What you are asked to do: Gather every line of the entries that includes the word "JSON".

Lines of data:
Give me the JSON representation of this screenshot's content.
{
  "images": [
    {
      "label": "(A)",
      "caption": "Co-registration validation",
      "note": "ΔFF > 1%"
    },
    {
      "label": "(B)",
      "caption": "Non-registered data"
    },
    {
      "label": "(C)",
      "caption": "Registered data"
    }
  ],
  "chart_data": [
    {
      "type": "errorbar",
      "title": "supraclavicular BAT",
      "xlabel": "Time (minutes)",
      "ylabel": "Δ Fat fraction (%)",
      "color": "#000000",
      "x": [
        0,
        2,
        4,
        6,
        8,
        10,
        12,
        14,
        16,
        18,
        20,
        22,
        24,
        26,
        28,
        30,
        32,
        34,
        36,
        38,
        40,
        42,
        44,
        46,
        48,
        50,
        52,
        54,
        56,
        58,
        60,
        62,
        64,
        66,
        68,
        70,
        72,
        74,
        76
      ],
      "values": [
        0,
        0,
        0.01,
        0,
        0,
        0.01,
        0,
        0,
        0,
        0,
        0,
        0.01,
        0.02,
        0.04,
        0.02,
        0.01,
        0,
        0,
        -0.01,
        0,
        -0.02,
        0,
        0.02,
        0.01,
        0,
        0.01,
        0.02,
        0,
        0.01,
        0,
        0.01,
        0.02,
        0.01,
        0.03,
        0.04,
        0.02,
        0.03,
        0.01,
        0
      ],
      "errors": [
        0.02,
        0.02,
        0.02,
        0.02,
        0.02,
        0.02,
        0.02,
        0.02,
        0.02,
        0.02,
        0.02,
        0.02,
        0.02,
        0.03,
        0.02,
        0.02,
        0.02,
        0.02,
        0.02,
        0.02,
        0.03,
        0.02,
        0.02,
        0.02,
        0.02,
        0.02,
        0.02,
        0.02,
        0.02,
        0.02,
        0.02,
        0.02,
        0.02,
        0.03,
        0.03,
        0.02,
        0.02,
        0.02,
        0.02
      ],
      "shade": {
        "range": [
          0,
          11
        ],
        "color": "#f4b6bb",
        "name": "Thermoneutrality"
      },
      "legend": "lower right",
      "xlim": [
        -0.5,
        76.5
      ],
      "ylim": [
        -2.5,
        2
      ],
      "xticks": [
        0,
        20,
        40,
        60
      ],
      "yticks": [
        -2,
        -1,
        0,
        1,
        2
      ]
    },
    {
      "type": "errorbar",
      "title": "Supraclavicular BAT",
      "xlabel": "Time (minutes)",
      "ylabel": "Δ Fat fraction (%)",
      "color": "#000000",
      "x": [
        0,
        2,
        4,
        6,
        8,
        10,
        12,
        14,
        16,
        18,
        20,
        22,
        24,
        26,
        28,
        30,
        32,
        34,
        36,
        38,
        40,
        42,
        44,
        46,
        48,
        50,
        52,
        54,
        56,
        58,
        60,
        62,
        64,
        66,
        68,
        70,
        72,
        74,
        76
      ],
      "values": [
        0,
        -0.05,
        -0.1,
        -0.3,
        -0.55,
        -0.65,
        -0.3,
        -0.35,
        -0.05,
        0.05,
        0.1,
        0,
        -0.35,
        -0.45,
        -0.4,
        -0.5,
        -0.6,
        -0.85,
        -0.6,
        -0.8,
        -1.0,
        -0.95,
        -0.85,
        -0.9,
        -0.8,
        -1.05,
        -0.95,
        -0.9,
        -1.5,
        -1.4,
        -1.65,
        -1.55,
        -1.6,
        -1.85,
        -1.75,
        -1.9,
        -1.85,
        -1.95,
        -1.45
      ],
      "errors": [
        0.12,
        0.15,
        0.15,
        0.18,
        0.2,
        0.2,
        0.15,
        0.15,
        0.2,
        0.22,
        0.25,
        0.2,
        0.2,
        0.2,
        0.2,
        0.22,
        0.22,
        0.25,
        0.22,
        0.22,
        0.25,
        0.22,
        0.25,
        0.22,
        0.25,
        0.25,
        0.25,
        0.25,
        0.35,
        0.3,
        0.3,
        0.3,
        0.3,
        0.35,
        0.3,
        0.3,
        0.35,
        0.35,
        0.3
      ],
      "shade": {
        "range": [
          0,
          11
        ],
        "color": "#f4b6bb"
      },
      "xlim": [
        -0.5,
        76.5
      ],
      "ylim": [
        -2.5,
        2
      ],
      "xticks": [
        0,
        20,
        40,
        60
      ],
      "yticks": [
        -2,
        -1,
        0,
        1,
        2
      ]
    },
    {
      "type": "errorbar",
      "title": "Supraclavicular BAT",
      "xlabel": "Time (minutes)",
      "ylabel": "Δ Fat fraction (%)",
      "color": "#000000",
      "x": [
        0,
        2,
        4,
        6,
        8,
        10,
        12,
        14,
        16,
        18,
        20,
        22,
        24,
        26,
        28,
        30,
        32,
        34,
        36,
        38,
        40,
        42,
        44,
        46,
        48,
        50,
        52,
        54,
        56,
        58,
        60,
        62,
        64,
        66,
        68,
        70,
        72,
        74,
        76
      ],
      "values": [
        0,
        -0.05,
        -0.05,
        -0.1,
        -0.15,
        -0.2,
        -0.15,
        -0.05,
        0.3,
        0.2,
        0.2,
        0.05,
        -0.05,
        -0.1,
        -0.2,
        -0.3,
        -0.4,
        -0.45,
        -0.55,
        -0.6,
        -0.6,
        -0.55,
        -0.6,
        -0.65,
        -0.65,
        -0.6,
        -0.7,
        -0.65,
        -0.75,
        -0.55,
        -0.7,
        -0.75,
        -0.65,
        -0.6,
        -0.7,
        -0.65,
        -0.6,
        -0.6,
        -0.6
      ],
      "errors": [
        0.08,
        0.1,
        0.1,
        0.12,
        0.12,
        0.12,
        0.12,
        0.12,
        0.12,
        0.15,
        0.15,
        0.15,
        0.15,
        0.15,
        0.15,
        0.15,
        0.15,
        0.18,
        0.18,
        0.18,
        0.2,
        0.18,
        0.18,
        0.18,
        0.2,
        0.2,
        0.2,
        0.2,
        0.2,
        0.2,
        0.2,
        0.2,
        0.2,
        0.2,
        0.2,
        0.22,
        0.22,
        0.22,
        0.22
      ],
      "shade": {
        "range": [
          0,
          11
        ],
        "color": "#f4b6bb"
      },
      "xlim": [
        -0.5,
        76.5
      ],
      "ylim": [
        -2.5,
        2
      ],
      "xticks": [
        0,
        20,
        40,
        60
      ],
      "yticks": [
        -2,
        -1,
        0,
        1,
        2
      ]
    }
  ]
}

* * *

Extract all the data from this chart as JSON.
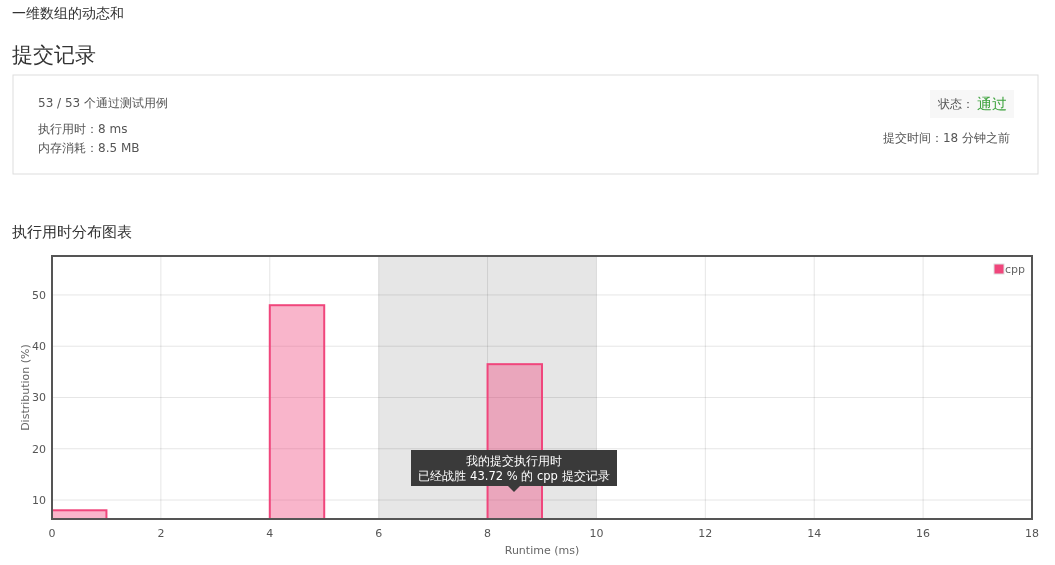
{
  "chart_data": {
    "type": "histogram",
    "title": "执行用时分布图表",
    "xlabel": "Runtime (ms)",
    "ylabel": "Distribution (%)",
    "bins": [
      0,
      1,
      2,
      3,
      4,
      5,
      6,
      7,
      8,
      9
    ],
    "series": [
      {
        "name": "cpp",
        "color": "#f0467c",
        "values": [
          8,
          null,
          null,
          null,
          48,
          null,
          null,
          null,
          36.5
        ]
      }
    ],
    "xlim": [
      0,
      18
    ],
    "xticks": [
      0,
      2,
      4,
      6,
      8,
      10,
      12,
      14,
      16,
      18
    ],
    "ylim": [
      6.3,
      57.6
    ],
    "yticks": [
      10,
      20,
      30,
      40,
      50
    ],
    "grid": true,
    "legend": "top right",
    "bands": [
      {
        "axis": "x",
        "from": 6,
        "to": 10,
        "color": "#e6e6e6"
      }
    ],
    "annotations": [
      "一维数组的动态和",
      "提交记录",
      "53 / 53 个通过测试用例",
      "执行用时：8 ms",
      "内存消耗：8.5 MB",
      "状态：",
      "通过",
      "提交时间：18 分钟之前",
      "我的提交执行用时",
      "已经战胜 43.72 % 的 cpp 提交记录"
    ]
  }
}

Response for this exercise:
Give me the JSON representation of this screenshot's content.
Extract all the data from this chart as JSON.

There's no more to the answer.